Exercise instructions
Return the listing below verbatim. Pictures do not belong in the copy.

Record extracts
= = = =
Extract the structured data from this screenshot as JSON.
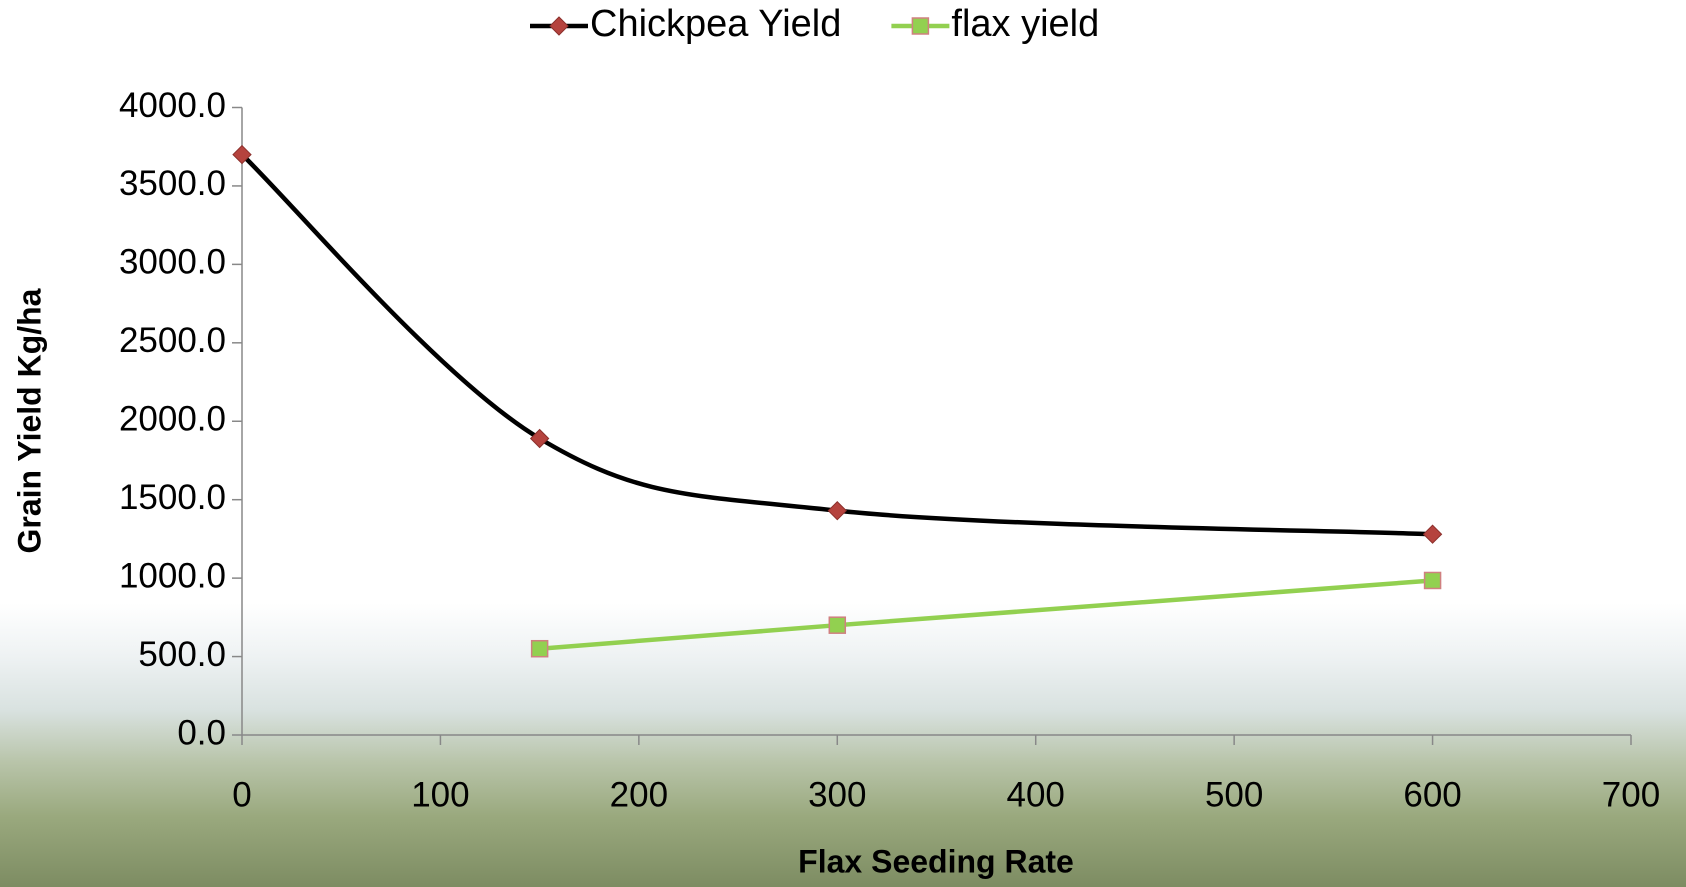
{
  "chart_data": {
    "type": "line",
    "x_label": "Flax Seeding Rate",
    "y_label": "Grain Yield Kg/ha",
    "x": [
      0,
      150,
      300,
      600
    ],
    "series": [
      {
        "name": "Chickpea Yield",
        "color": "#000000",
        "marker": "diamond",
        "marker_color": "#b5433e",
        "smooth": true,
        "values": [
          3700,
          1890,
          1430,
          1280
        ]
      },
      {
        "name": "flax yield",
        "color": "#92d050",
        "marker": "square",
        "marker_color": "#92d050",
        "smooth": false,
        "values": [
          null,
          550,
          700,
          985
        ]
      }
    ],
    "xlim": [
      0,
      700
    ],
    "xticks": [
      0,
      100,
      200,
      300,
      400,
      500,
      600,
      700
    ],
    "ylim": [
      0,
      4000
    ],
    "yticks": [
      {
        "value": 0,
        "label": "0.0"
      },
      {
        "value": 500,
        "label": "500.0"
      },
      {
        "value": 1000,
        "label": "1000.0"
      },
      {
        "value": 1500,
        "label": "1500.0"
      },
      {
        "value": 2000,
        "label": "2000.0"
      },
      {
        "value": 2500,
        "label": "2500.0"
      },
      {
        "value": 3000,
        "label": "3000.0"
      },
      {
        "value": 3500,
        "label": "3500.0"
      },
      {
        "value": 4000,
        "label": "4000.0"
      }
    ],
    "legend": "top"
  }
}
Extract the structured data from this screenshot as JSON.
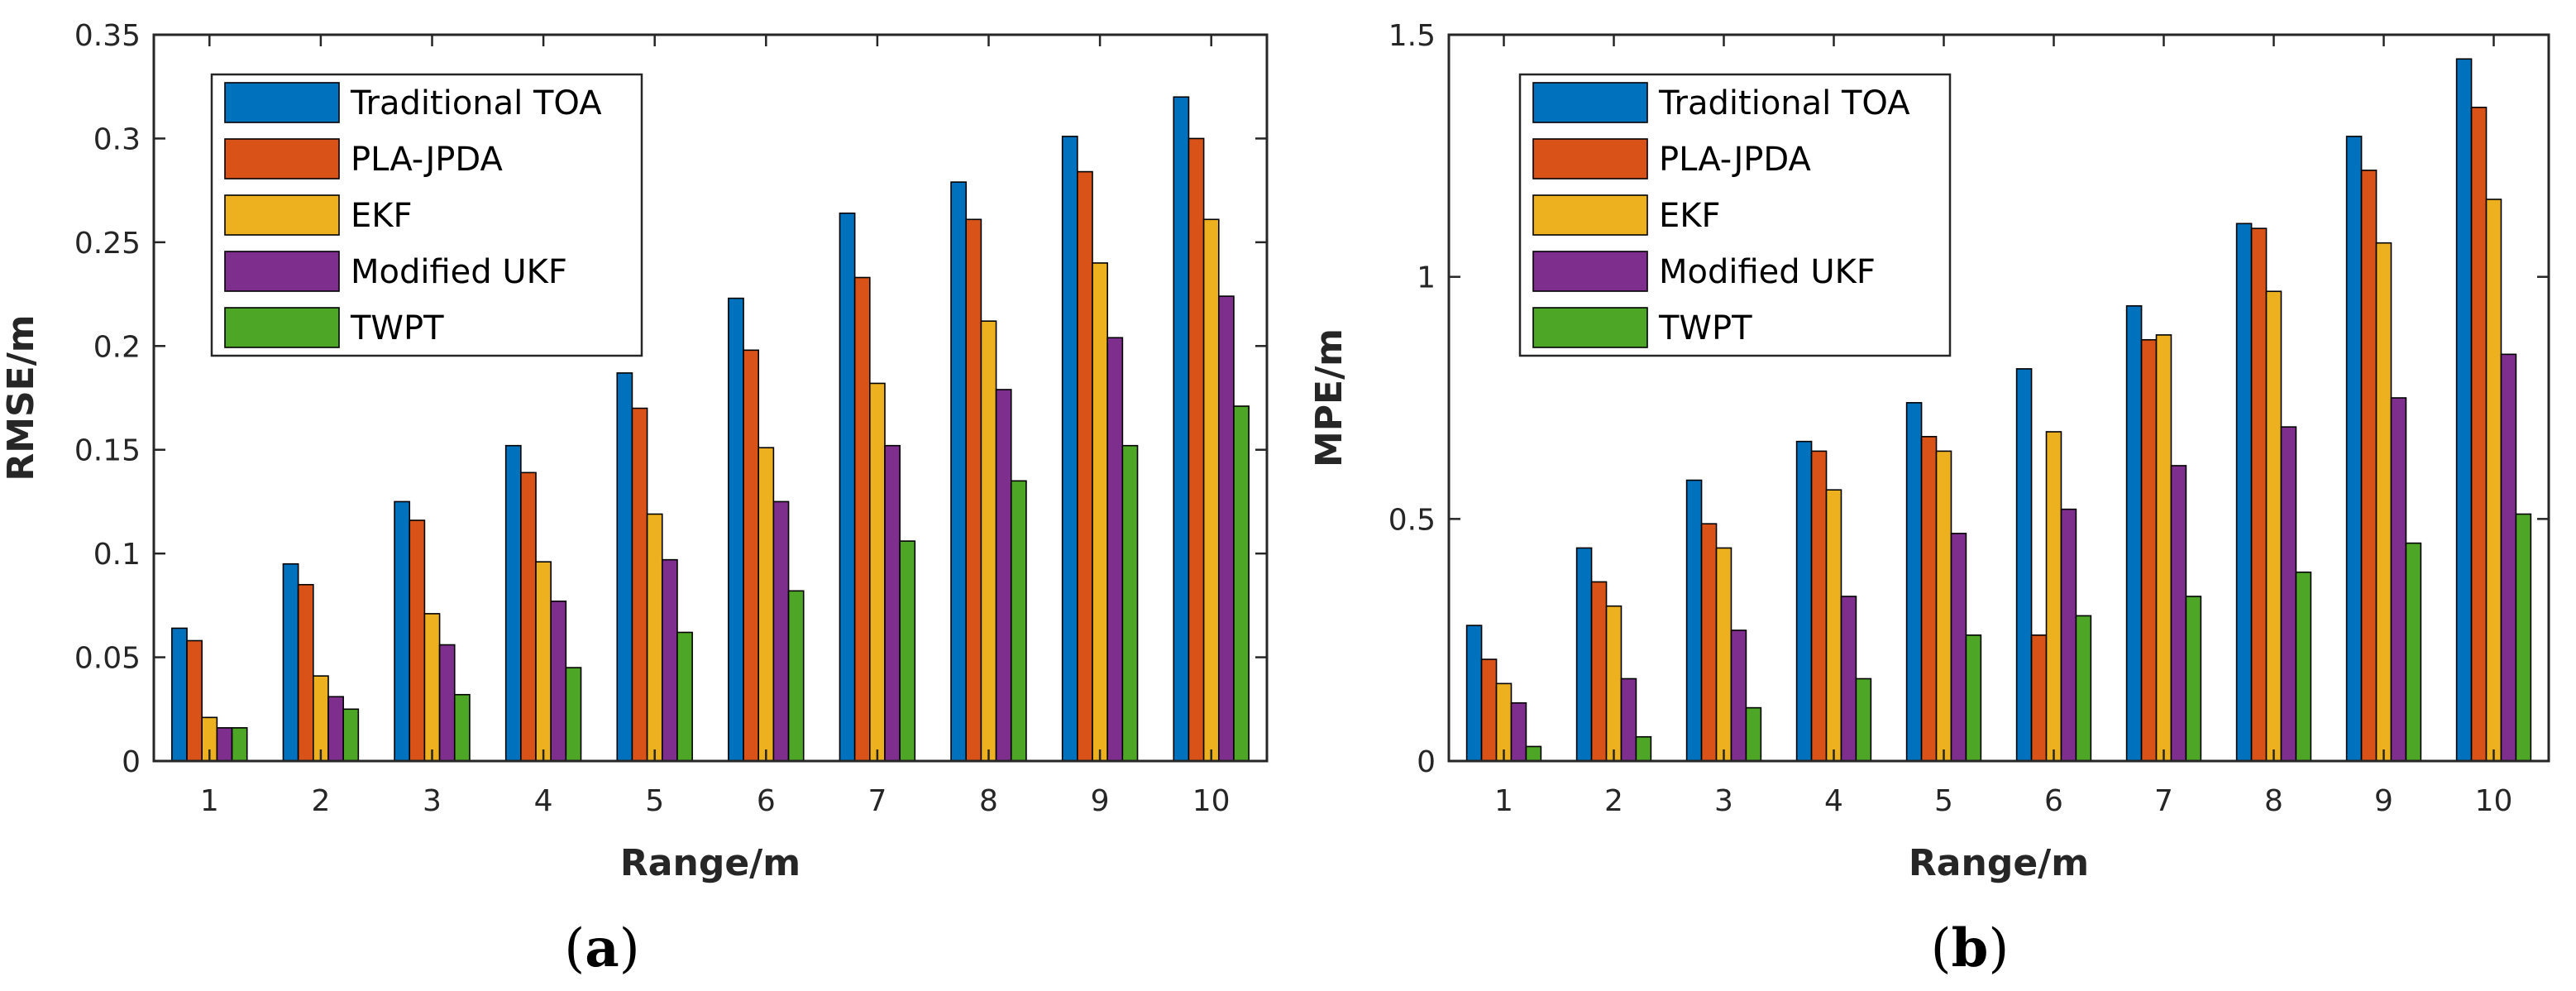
{
  "chart_data": [
    {
      "type": "bar",
      "panel_label": "a",
      "categories": [
        "1",
        "2",
        "3",
        "4",
        "5",
        "6",
        "7",
        "8",
        "9",
        "10"
      ],
      "series": [
        {
          "name": "Traditional TOA",
          "color": "#0072BD",
          "values": [
            0.064,
            0.095,
            0.125,
            0.152,
            0.187,
            0.223,
            0.264,
            0.279,
            0.301,
            0.32
          ]
        },
        {
          "name": "PLA-JPDA",
          "color": "#D95319",
          "values": [
            0.058,
            0.085,
            0.116,
            0.139,
            0.17,
            0.198,
            0.233,
            0.261,
            0.284,
            0.3
          ]
        },
        {
          "name": "EKF",
          "color": "#EDB120",
          "values": [
            0.021,
            0.041,
            0.071,
            0.096,
            0.119,
            0.151,
            0.182,
            0.212,
            0.24,
            0.261
          ]
        },
        {
          "name": "Modified UKF",
          "color": "#7E2F8E",
          "values": [
            0.016,
            0.031,
            0.056,
            0.077,
            0.097,
            0.125,
            0.152,
            0.179,
            0.204,
            0.224
          ]
        },
        {
          "name": "TWPT",
          "color": "#4DA626",
          "values": [
            0.016,
            0.025,
            0.032,
            0.045,
            0.062,
            0.082,
            0.106,
            0.135,
            0.152,
            0.171
          ]
        }
      ],
      "xlabel": "Range/m",
      "ylabel": "RMSE/m",
      "ylim": [
        0,
        0.35
      ],
      "yticks": [
        0,
        0.05,
        0.1,
        0.15,
        0.2,
        0.25,
        0.3,
        0.35
      ],
      "ytick_labels": [
        "0",
        "0.05",
        "0.1",
        "0.15",
        "0.2",
        "0.25",
        "0.3",
        "0.35"
      ],
      "legend_position": "top-left"
    },
    {
      "type": "bar",
      "panel_label": "b",
      "categories": [
        "1",
        "2",
        "3",
        "4",
        "5",
        "6",
        "7",
        "8",
        "9",
        "10"
      ],
      "series": [
        {
          "name": "Traditional TOA",
          "color": "#0072BD",
          "values": [
            0.28,
            0.44,
            0.58,
            0.66,
            0.74,
            0.81,
            0.94,
            1.11,
            1.29,
            1.45
          ]
        },
        {
          "name": "PLA-JPDA",
          "color": "#D95319",
          "values": [
            0.21,
            0.37,
            0.49,
            0.64,
            0.67,
            0.26,
            0.87,
            1.1,
            1.22,
            1.35
          ]
        },
        {
          "name": "EKF",
          "color": "#EDB120",
          "values": [
            0.16,
            0.32,
            0.44,
            0.56,
            0.64,
            0.68,
            0.88,
            0.97,
            1.07,
            1.16
          ]
        },
        {
          "name": "Modified UKF",
          "color": "#7E2F8E",
          "values": [
            0.12,
            0.17,
            0.27,
            0.34,
            0.47,
            0.52,
            0.61,
            0.69,
            0.75,
            0.84
          ]
        },
        {
          "name": "TWPT",
          "color": "#4DA626",
          "values": [
            0.03,
            0.05,
            0.11,
            0.17,
            0.26,
            0.3,
            0.34,
            0.39,
            0.45,
            0.51
          ]
        }
      ],
      "xlabel": "Range/m",
      "ylabel": "MPE/m",
      "ylim": [
        0,
        1.5
      ],
      "yticks": [
        0,
        0.5,
        1,
        1.5
      ],
      "ytick_labels": [
        "0",
        "0.5",
        "1",
        "1.5"
      ],
      "legend_position": "top-left"
    }
  ]
}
= = = =
Full response
Extract the structured data from this screenshot as JSON.
{
  "chart_data": {
    "type": "line",
    "x_label": "Flax Seeding Rate",
    "y_label": "Grain Yield Kg/ha",
    "x": [
      0,
      150,
      300,
      600
    ],
    "series": [
      {
        "name": "Chickpea Yield",
        "color": "#000000",
        "marker": "diamond",
        "marker_color": "#b5433e",
        "smooth": true,
        "values": [
          3700,
          1890,
          1430,
          1280
        ]
      },
      {
        "name": "flax yield",
        "color": "#92d050",
        "marker": "square",
        "marker_color": "#92d050",
        "smooth": false,
        "values": [
          null,
          550,
          700,
          985
        ]
      }
    ],
    "xlim": [
      0,
      700
    ],
    "xticks": [
      0,
      100,
      200,
      300,
      400,
      500,
      600,
      700
    ],
    "ylim": [
      0,
      4000
    ],
    "yticks": [
      {
        "value": 0,
        "label": "0.0"
      },
      {
        "value": 500,
        "label": "500.0"
      },
      {
        "value": 1000,
        "label": "1000.0"
      },
      {
        "value": 1500,
        "label": "1500.0"
      },
      {
        "value": 2000,
        "label": "2000.0"
      },
      {
        "value": 2500,
        "label": "2500.0"
      },
      {
        "value": 3000,
        "label": "3000.0"
      },
      {
        "value": 3500,
        "label": "3500.0"
      },
      {
        "value": 4000,
        "label": "4000.0"
      }
    ],
    "legend": "top"
  }
}
Extract the structured data from this screenshot as JSON.
{
  "chart_data": [
    {
      "type": "bar",
      "panel_label": "a",
      "categories": [
        "1",
        "2",
        "3",
        "4",
        "5",
        "6",
        "7",
        "8",
        "9",
        "10"
      ],
      "series": [
        {
          "name": "Traditional TOA",
          "color": "#0072BD",
          "values": [
            0.064,
            0.095,
            0.125,
            0.152,
            0.187,
            0.223,
            0.264,
            0.279,
            0.301,
            0.32
          ]
        },
        {
          "name": "PLA-JPDA",
          "color": "#D95319",
          "values": [
            0.058,
            0.085,
            0.116,
            0.139,
            0.17,
            0.198,
            0.233,
            0.261,
            0.284,
            0.3
          ]
        },
        {
          "name": "EKF",
          "color": "#EDB120",
          "values": [
            0.021,
            0.041,
            0.071,
            0.096,
            0.119,
            0.151,
            0.182,
            0.212,
            0.24,
            0.261
          ]
        },
        {
          "name": "Modified UKF",
          "color": "#7E2F8E",
          "values": [
            0.016,
            0.031,
            0.056,
            0.077,
            0.097,
            0.125,
            0.152,
            0.179,
            0.204,
            0.224
          ]
        },
        {
          "name": "TWPT",
          "color": "#4DA626",
          "values": [
            0.016,
            0.025,
            0.032,
            0.045,
            0.062,
            0.082,
            0.106,
            0.135,
            0.152,
            0.171
          ]
        }
      ],
      "xlabel": "Range/m",
      "ylabel": "RMSE/m",
      "ylim": [
        0,
        0.35
      ],
      "yticks": [
        0,
        0.05,
        0.1,
        0.15,
        0.2,
        0.25,
        0.3,
        0.35
      ],
      "ytick_labels": [
        "0",
        "0.05",
        "0.1",
        "0.15",
        "0.2",
        "0.25",
        "0.3",
        "0.35"
      ],
      "legend_position": "top-left"
    },
    {
      "type": "bar",
      "panel_label": "b",
      "categories": [
        "1",
        "2",
        "3",
        "4",
        "5",
        "6",
        "7",
        "8",
        "9",
        "10"
      ],
      "series": [
        {
          "name": "Traditional TOA",
          "color": "#0072BD",
          "values": [
            0.28,
            0.44,
            0.58,
            0.66,
            0.74,
            0.81,
            0.94,
            1.11,
            1.29,
            1.45
          ]
        },
        {
          "name": "PLA-JPDA",
          "color": "#D95319",
          "values": [
            0.21,
            0.37,
            0.49,
            0.64,
            0.67,
            0.26,
            0.87,
            1.1,
            1.22,
            1.35
          ]
        },
        {
          "name": "EKF",
          "color": "#EDB120",
          "values": [
            0.16,
            0.32,
            0.44,
            0.56,
            0.64,
            0.68,
            0.88,
            0.97,
            1.07,
            1.16
          ]
        },
        {
          "name": "Modified UKF",
          "color": "#7E2F8E",
          "values": [
            0.12,
            0.17,
            0.27,
            0.34,
            0.47,
            0.52,
            0.61,
            0.69,
            0.75,
            0.84
          ]
        },
        {
          "name": "TWPT",
          "color": "#4DA626",
          "values": [
            0.03,
            0.05,
            0.11,
            0.17,
            0.26,
            0.3,
            0.34,
            0.39,
            0.45,
            0.51
          ]
        }
      ],
      "xlabel": "Range/m",
      "ylabel": "MPE/m",
      "ylim": [
        0,
        1.5
      ],
      "yticks": [
        0,
        0.5,
        1,
        1.5
      ],
      "ytick_labels": [
        "0",
        "0.5",
        "1",
        "1.5"
      ],
      "legend_position": "top-left"
    }
  ]
}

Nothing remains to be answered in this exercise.